Instructions to follow:
Pull out every line of the listing below where "recommend" appears.

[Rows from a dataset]
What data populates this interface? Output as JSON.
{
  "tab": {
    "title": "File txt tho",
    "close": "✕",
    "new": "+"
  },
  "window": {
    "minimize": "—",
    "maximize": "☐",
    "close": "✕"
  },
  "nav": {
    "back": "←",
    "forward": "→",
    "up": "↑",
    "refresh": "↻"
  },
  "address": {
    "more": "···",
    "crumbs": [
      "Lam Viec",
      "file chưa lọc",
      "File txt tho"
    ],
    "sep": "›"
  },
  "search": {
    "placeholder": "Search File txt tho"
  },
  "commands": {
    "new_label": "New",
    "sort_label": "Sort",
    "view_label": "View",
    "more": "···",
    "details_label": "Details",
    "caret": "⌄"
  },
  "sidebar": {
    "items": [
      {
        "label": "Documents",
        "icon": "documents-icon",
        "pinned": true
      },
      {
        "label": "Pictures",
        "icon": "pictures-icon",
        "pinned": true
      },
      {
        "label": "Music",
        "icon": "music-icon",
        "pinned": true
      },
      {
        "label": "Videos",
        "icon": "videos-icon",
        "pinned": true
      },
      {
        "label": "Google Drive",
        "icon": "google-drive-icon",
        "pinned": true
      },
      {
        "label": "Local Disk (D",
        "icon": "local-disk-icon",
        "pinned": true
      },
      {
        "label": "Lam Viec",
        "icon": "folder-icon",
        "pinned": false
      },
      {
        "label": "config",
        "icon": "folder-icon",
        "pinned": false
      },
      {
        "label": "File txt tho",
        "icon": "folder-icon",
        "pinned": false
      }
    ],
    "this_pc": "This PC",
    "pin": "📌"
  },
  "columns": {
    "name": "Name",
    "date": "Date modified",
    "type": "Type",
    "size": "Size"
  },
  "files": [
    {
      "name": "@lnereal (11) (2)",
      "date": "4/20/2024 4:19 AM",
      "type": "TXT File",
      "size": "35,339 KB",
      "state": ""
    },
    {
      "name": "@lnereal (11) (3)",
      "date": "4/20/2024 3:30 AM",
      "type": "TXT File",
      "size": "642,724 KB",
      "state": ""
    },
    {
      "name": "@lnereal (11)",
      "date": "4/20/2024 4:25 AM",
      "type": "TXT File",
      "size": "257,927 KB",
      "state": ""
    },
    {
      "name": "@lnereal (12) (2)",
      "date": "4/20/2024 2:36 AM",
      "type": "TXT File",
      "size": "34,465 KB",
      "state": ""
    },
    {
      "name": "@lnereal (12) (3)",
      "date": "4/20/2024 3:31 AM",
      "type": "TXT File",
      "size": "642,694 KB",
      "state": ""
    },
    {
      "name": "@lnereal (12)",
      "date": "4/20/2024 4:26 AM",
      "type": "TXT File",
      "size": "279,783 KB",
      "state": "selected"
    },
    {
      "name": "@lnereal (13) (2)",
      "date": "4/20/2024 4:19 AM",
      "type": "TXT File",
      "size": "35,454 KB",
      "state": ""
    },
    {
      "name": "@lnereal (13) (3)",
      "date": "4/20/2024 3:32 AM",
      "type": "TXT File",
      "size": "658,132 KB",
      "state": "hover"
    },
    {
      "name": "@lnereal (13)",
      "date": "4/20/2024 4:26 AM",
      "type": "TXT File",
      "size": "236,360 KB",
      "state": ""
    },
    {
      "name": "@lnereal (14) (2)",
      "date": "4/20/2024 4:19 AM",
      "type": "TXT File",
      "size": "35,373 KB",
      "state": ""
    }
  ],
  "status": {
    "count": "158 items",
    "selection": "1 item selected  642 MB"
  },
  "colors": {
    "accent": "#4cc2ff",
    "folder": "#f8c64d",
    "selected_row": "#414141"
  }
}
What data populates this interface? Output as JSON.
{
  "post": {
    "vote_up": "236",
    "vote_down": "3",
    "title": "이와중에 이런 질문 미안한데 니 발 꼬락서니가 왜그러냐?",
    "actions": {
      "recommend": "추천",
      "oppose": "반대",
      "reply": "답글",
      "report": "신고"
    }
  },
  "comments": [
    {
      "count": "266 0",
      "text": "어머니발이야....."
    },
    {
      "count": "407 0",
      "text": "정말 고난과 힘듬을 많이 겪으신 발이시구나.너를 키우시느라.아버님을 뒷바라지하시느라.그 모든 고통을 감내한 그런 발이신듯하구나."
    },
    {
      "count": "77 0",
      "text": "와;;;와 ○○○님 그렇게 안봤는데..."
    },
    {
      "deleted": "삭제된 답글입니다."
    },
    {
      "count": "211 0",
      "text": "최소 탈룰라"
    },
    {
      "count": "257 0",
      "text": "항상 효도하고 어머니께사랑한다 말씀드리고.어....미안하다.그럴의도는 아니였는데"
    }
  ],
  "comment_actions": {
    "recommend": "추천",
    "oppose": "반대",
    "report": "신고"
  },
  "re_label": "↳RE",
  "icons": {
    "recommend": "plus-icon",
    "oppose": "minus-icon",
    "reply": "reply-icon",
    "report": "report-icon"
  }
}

Task solution:
      "recommend": "추천",
    "recommend": "추천",
    "recommend": "plus-icon",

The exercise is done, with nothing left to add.